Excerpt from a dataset
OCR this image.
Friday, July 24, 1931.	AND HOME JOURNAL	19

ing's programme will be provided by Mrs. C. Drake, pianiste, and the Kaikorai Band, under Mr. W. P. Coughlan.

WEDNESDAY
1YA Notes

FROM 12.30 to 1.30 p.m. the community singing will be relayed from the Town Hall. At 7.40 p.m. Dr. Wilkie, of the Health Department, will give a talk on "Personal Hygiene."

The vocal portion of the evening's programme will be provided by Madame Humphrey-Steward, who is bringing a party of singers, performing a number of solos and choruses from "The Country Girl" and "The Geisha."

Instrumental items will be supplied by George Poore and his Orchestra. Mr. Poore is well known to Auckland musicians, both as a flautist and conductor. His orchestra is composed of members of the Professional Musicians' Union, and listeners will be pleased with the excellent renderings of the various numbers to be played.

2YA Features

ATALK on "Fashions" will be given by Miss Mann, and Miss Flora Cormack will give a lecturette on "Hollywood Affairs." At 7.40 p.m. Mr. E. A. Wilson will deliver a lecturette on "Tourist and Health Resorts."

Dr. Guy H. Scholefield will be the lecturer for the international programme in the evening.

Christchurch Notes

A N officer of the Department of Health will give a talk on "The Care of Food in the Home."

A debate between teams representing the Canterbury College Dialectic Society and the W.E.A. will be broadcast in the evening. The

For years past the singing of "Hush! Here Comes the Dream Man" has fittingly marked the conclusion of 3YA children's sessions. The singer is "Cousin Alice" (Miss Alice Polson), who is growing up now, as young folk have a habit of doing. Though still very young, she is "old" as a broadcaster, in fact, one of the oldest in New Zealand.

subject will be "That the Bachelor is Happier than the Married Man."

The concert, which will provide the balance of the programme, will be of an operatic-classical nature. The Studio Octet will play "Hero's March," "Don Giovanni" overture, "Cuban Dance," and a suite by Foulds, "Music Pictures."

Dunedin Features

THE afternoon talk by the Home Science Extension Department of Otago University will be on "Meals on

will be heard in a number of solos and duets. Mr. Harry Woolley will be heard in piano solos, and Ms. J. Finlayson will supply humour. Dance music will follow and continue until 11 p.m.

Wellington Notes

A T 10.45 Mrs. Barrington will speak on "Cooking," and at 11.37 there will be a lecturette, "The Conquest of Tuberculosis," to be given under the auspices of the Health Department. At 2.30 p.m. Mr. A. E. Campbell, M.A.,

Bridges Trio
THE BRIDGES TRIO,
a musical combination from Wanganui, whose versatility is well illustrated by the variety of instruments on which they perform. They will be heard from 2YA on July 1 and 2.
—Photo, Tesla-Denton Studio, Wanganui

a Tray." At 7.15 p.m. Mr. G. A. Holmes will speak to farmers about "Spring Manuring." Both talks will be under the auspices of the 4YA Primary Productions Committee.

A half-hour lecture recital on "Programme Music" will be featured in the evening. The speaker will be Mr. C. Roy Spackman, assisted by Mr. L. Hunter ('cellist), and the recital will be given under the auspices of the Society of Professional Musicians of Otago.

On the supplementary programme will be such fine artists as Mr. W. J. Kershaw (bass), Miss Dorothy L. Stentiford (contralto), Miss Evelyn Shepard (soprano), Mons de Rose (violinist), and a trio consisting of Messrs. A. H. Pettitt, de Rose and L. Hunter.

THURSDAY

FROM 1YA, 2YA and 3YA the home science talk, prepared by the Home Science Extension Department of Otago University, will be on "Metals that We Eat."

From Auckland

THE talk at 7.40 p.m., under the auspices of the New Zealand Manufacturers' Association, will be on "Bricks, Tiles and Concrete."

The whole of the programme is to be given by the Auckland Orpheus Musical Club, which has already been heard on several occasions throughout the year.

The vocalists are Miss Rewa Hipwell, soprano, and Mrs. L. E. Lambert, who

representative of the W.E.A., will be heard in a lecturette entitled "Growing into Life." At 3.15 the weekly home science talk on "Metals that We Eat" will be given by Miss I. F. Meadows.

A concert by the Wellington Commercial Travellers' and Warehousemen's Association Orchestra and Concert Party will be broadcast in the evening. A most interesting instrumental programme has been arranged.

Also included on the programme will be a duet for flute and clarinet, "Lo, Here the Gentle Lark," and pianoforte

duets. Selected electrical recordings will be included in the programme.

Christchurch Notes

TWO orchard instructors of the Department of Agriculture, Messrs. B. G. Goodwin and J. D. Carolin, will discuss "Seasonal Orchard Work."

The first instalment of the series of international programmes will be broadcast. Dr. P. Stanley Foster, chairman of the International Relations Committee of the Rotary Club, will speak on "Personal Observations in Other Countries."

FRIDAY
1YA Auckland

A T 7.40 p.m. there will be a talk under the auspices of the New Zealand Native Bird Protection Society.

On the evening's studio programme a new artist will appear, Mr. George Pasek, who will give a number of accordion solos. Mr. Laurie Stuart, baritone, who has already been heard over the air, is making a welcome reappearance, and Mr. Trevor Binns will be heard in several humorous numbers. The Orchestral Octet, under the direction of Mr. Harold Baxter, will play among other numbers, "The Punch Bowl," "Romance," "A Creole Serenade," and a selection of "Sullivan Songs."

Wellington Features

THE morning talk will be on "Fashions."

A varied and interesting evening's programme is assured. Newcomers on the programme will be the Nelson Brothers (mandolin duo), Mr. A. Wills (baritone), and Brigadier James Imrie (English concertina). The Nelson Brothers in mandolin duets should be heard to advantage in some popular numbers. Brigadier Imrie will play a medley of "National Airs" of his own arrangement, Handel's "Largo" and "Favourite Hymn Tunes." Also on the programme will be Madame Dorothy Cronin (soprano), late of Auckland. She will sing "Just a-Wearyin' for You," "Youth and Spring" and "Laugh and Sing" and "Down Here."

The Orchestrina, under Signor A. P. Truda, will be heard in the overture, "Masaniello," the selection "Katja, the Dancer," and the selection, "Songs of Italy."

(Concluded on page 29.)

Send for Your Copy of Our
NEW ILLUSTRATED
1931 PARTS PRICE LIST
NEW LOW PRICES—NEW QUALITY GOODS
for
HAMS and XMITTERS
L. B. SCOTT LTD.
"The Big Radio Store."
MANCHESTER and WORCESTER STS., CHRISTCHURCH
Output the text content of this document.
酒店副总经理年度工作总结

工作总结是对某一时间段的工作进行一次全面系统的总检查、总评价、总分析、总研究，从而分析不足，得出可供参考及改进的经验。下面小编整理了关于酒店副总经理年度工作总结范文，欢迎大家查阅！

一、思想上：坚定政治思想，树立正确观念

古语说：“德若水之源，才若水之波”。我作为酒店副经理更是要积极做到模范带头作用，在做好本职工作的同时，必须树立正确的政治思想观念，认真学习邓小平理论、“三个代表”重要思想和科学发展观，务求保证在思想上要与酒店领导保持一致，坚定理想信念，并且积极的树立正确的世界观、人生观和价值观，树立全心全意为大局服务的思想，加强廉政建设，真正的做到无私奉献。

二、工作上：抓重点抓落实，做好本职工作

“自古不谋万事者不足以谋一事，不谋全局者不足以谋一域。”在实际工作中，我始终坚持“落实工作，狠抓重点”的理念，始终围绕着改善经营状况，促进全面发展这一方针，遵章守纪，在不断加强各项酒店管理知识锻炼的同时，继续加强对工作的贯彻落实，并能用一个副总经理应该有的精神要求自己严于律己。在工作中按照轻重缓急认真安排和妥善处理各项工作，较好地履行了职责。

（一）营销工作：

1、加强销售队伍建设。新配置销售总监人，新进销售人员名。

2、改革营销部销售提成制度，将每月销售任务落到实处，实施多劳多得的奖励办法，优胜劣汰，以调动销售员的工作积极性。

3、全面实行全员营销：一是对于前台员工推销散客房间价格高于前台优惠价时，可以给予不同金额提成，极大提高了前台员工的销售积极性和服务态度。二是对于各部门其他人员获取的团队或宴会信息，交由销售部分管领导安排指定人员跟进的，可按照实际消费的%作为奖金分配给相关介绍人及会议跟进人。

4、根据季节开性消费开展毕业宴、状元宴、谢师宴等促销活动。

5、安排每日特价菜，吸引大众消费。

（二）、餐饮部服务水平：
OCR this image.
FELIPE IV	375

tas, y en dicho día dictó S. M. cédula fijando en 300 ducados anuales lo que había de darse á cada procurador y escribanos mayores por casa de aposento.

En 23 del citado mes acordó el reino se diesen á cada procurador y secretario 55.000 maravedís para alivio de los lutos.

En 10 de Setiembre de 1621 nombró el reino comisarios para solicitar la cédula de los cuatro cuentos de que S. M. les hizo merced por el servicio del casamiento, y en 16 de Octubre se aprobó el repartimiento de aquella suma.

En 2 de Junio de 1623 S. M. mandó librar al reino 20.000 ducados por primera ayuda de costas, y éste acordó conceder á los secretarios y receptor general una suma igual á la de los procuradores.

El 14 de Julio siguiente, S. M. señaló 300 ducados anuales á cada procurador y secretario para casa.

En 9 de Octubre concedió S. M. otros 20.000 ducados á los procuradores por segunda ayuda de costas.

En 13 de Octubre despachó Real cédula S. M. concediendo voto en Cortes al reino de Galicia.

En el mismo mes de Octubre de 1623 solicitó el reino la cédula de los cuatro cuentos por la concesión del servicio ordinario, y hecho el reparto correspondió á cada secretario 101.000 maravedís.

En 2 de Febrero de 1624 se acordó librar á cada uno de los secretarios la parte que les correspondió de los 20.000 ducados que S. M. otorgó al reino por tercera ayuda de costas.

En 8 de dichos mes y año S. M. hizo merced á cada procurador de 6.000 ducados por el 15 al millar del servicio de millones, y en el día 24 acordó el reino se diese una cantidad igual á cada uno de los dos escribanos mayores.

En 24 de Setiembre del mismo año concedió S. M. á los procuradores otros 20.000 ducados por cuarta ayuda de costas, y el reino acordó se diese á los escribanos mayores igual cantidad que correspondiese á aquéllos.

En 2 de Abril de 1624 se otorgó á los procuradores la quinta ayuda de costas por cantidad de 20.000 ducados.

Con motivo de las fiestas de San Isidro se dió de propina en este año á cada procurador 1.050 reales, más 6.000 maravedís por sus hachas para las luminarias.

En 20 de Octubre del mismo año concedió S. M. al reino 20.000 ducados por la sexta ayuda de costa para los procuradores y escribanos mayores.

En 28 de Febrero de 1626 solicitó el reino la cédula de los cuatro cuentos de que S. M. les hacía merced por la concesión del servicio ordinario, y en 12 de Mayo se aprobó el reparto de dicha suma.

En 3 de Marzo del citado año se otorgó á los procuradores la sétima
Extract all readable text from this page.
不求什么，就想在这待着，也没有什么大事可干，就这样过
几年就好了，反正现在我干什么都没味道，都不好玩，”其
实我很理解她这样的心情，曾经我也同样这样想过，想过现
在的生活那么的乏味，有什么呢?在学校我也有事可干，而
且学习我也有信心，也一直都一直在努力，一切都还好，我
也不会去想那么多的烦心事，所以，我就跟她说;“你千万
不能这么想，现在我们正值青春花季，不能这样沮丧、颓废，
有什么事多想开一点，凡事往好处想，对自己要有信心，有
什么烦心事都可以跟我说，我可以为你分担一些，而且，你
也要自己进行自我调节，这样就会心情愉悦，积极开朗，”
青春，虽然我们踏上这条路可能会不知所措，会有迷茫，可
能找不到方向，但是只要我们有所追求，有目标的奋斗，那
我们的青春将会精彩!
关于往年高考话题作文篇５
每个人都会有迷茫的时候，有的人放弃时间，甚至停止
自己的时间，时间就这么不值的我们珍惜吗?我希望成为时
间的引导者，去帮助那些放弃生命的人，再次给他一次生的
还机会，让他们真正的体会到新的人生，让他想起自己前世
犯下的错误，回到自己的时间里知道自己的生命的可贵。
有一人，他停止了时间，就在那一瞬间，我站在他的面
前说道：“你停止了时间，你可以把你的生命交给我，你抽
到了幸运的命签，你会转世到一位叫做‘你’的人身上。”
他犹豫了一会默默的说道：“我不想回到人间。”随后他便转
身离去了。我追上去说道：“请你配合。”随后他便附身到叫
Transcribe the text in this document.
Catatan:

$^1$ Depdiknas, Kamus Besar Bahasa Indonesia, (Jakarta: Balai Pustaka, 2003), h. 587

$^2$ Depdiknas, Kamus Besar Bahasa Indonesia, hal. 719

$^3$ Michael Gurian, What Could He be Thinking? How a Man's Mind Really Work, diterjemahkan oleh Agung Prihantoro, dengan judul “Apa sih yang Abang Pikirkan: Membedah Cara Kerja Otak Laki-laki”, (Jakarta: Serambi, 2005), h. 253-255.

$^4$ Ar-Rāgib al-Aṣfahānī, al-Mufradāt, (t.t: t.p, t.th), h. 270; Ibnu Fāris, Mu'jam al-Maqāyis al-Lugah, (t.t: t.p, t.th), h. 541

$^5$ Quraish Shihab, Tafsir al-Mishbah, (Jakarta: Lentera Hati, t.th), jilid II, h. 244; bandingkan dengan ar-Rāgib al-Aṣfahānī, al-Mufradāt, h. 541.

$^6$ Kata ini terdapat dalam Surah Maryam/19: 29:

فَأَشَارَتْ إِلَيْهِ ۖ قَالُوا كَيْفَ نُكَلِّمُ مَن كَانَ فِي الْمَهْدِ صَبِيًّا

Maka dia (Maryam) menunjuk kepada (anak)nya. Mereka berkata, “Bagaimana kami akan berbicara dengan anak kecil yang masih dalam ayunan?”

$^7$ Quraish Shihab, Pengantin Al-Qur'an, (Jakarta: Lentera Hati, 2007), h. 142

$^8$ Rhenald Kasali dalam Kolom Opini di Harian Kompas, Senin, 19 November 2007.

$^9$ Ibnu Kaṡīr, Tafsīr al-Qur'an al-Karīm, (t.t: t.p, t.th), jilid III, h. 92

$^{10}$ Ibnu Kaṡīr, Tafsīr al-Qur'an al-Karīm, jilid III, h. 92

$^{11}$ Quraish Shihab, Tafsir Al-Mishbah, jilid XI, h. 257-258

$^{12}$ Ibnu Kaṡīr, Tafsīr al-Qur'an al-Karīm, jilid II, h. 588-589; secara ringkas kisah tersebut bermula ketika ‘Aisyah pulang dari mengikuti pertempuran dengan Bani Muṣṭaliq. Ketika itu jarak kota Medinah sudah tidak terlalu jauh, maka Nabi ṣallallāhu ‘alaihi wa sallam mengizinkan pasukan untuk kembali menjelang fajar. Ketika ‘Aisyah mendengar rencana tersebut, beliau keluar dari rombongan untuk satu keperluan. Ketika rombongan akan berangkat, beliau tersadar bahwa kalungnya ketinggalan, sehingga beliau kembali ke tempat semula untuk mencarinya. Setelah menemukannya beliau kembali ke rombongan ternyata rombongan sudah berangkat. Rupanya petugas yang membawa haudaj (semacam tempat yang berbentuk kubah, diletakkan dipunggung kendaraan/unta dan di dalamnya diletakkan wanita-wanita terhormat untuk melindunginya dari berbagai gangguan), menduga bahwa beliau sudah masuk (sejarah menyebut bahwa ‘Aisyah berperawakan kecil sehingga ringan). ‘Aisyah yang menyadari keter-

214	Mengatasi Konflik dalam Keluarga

Requirements → Check each line above for the word "Club" and copy the ones that have it.

Task result →
The whole of the programme is to be given by the Auckland Orpheus Musical Club, which has already been heard on several occasions throughout the year.
The first instalment of the series of international programmes will be broadcast. Dr. P. Stanley Foster, chairman of the International Relations Committee of the Rotary Club, will speak on "Personal Observations in Other Countries."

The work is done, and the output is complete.